[Voci di elementi annotati]
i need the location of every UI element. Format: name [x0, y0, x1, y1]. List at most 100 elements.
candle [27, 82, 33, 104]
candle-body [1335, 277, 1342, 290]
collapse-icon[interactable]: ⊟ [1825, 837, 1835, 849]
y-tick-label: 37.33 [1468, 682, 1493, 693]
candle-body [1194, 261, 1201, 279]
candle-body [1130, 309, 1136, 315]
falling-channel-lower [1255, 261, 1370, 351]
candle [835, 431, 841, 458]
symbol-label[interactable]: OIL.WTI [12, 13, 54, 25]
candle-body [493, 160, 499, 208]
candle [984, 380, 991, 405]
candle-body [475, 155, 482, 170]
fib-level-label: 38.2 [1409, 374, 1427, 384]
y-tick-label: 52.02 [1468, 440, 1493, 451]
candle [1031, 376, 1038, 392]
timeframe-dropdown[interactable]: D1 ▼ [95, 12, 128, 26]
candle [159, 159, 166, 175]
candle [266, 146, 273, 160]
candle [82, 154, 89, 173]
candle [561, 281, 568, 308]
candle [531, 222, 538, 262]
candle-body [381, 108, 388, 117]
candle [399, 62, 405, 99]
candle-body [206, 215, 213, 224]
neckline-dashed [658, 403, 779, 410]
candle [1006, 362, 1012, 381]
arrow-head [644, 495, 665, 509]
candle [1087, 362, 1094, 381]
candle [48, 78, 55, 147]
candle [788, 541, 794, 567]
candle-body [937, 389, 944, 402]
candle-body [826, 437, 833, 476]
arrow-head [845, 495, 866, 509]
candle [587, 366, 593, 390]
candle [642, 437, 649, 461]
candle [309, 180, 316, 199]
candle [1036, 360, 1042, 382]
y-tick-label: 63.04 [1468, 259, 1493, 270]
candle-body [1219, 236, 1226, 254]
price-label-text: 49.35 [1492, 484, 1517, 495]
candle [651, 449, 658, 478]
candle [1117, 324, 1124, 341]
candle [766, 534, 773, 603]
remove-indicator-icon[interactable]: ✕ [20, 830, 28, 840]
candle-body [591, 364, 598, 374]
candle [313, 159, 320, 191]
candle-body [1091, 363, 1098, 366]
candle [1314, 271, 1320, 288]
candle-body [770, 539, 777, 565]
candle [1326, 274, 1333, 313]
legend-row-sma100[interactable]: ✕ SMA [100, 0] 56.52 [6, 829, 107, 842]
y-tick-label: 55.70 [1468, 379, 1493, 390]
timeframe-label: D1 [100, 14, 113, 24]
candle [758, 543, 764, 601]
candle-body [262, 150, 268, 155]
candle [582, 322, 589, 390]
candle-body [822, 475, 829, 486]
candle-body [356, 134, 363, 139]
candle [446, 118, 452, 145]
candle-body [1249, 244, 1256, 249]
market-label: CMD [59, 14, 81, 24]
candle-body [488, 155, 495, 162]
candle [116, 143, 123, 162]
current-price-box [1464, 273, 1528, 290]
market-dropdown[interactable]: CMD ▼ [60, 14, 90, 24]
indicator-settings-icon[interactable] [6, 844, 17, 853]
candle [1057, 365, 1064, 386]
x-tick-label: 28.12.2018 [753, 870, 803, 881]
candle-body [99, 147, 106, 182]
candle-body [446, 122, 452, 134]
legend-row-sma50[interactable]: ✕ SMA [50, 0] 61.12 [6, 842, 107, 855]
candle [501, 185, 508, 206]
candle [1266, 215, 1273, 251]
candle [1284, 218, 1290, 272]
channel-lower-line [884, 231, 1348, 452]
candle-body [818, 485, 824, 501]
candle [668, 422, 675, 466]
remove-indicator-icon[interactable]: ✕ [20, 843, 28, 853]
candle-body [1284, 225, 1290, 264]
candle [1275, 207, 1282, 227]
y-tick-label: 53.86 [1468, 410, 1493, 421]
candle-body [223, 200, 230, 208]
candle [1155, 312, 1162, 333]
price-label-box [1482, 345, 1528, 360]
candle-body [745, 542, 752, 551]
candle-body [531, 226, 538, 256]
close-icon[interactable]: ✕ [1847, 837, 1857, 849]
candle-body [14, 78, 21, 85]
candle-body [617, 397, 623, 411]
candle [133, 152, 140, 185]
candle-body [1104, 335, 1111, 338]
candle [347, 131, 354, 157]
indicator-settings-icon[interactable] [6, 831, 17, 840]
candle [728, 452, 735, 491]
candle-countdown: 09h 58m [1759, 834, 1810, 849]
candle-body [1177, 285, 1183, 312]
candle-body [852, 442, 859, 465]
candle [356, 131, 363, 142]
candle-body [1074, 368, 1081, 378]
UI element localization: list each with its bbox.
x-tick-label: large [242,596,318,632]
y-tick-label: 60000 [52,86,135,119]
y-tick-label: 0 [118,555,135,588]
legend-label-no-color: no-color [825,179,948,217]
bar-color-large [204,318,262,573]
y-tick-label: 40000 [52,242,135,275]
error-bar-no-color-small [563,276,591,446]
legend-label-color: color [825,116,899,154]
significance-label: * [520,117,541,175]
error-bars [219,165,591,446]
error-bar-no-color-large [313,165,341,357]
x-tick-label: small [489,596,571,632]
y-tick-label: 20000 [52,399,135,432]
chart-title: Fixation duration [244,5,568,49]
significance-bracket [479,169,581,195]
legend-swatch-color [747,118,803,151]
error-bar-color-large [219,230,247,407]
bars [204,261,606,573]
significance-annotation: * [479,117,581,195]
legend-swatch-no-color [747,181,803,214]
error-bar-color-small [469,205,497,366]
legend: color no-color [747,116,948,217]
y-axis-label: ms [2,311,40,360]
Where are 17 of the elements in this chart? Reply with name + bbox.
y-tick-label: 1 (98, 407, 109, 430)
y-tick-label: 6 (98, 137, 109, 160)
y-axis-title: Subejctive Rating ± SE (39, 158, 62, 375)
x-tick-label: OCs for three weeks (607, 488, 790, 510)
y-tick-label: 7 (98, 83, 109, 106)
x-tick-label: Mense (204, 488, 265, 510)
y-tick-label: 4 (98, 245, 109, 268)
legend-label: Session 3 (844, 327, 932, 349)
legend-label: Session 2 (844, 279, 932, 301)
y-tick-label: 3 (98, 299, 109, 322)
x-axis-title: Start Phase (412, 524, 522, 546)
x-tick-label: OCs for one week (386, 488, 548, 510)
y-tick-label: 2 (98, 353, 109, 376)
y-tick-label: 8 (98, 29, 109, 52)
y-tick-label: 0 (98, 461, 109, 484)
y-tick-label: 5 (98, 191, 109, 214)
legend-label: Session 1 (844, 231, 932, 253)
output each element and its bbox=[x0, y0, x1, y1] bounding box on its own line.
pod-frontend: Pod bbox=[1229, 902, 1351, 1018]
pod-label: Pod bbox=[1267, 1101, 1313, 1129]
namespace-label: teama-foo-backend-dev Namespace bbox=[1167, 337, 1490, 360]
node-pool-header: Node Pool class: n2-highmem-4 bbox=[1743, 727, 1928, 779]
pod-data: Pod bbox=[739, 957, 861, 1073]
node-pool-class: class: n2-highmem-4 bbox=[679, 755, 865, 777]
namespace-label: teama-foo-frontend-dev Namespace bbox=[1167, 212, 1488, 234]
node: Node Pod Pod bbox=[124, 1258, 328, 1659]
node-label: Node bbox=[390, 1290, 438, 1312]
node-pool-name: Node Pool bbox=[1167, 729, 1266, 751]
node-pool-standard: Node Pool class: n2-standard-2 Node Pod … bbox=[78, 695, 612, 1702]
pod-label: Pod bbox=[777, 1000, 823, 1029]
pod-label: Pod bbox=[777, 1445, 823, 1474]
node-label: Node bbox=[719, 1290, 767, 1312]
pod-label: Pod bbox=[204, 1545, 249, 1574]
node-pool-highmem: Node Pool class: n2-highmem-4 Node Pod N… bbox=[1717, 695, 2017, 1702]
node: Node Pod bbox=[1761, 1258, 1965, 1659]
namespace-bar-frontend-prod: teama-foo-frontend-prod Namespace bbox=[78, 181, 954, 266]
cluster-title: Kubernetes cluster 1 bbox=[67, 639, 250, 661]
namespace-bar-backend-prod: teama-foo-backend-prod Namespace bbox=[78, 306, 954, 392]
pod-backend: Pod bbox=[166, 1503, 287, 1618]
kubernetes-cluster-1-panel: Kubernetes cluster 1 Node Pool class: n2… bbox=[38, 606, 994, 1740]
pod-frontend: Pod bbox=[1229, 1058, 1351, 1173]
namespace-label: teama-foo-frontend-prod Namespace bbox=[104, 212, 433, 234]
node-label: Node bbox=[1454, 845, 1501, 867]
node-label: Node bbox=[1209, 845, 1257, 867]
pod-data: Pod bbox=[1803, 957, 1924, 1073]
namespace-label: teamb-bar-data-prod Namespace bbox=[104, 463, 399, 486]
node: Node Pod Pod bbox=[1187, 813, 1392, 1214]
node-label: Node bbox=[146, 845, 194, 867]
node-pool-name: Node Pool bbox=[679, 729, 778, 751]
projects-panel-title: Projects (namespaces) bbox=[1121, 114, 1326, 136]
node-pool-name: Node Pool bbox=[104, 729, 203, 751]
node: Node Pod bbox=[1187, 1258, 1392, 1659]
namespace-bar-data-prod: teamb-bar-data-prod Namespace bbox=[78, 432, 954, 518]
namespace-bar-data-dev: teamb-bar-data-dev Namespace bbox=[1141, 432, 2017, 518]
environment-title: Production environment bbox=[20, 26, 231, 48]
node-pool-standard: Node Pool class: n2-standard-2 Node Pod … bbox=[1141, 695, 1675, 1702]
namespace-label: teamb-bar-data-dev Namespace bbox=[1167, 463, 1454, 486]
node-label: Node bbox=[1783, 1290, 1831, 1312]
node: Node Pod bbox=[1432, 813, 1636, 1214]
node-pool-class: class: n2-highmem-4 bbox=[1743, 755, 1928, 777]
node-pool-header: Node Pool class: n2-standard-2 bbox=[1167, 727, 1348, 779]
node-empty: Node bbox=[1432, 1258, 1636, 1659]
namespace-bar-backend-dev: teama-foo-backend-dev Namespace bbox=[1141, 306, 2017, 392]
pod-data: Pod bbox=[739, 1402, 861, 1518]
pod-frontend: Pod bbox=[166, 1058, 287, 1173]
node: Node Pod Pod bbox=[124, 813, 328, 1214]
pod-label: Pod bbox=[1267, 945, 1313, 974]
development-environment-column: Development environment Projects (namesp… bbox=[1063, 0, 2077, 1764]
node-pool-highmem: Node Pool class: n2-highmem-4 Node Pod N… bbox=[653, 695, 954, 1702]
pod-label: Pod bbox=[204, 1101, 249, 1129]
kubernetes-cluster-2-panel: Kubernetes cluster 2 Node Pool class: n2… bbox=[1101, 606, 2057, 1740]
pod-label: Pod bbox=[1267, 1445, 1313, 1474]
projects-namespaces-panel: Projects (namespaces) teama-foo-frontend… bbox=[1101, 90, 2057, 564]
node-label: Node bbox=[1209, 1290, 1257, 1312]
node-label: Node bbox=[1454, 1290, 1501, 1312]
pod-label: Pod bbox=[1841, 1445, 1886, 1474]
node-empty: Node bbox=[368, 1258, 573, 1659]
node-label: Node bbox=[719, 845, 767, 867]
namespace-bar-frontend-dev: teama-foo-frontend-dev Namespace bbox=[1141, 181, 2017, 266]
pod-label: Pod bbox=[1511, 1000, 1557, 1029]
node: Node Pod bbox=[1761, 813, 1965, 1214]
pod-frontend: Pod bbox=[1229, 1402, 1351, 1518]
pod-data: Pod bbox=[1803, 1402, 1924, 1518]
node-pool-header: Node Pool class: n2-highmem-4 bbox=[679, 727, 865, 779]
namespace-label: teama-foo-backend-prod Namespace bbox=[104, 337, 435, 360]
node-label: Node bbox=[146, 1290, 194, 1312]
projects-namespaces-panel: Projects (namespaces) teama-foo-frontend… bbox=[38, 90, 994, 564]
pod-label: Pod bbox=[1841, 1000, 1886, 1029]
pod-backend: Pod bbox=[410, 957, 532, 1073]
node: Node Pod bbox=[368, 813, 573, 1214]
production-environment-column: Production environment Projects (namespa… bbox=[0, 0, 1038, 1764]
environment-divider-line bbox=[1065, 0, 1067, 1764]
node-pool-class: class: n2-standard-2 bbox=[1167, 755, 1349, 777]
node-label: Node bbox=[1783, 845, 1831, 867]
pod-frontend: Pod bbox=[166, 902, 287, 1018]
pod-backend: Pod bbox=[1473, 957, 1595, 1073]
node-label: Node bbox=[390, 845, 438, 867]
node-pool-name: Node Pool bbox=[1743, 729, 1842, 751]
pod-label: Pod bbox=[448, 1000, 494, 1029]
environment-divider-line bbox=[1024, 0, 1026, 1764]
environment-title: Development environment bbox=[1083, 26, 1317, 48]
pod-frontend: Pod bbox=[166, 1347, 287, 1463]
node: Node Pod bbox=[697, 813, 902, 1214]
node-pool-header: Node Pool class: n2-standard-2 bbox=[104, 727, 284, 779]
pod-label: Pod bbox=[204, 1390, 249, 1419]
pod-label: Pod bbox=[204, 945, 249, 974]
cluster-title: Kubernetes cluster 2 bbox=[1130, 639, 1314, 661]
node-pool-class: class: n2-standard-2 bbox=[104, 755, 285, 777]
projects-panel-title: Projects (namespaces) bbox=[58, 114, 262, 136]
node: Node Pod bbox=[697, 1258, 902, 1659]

> **Compito da svolgere**:
Per favore, riporta le voci dalla prima fino alla riga che contiene "candle [116, 143, 123, 162]", inclusa, sostituendo "arrow-head" con "arrow-tip" e lasciando tutto il resto invariato.

> **Risposta attesa**:
i need the location of every UI element. Format: name [x0, y0, x1, y1]. List at most 100 elements.
candle [27, 82, 33, 104]
candle-body [1335, 277, 1342, 290]
collapse-icon[interactable]: ⊟ [1825, 837, 1835, 849]
y-tick-label: 37.33 [1468, 682, 1493, 693]
candle-body [1194, 261, 1201, 279]
candle-body [1130, 309, 1136, 315]
falling-channel-lower [1255, 261, 1370, 351]
candle [835, 431, 841, 458]
symbol-label[interactable]: OIL.WTI [12, 13, 54, 25]
candle-body [493, 160, 499, 208]
candle [984, 380, 991, 405]
candle-body [475, 155, 482, 170]
fib-level-label: 38.2 [1409, 374, 1427, 384]
y-tick-label: 52.02 [1468, 440, 1493, 451]
candle [1031, 376, 1038, 392]
timeframe-dropdown[interactable]: D1 ▼ [95, 12, 128, 26]
candle [159, 159, 166, 175]
candle [266, 146, 273, 160]
candle [82, 154, 89, 173]
candle [561, 281, 568, 308]
candle [531, 222, 538, 262]
candle-body [381, 108, 388, 117]
candle [399, 62, 405, 99]
candle-body [206, 215, 213, 224]
neckline-dashed [658, 403, 779, 410]
candle [1006, 362, 1012, 381]
arrow-tip [644, 495, 665, 509]
candle [1087, 362, 1094, 381]
candle [48, 78, 55, 147]
candle [788, 541, 794, 567]
candle-body [937, 389, 944, 402]
candle-body [826, 437, 833, 476]
arrow-tip [845, 495, 866, 509]
candle [587, 366, 593, 390]
candle [642, 437, 649, 461]
candle [309, 180, 316, 199]
candle [1036, 360, 1042, 382]
y-tick-label: 63.04 [1468, 259, 1493, 270]
candle-body [1219, 236, 1226, 254]
price-label-text: 49.35 [1492, 484, 1517, 495]
candle [651, 449, 658, 478]
candle [1117, 324, 1124, 341]
candle [766, 534, 773, 603]
remove-indicator-icon[interactable]: ✕ [20, 830, 28, 840]
candle-body [591, 364, 598, 374]
candle [313, 159, 320, 191]
candle-body [1091, 363, 1098, 366]
candle [1314, 271, 1320, 288]
candle-body [770, 539, 777, 565]
candle [1326, 274, 1333, 313]
legend-row-sma100[interactable]: ✕ SMA [100, 0] 56.52 [6, 829, 107, 842]
y-tick-label: 55.70 [1468, 379, 1493, 390]
timeframe-label: D1 [100, 14, 113, 24]
candle [758, 543, 764, 601]
candle-body [262, 150, 268, 155]
candle [582, 322, 589, 390]
candle-body [822, 475, 829, 486]
candle-body [356, 134, 363, 139]
candle [446, 118, 452, 145]
candle-body [1249, 244, 1256, 249]
market-label: CMD [59, 14, 81, 24]
candle-body [488, 155, 495, 162]
candle [116, 143, 123, 162]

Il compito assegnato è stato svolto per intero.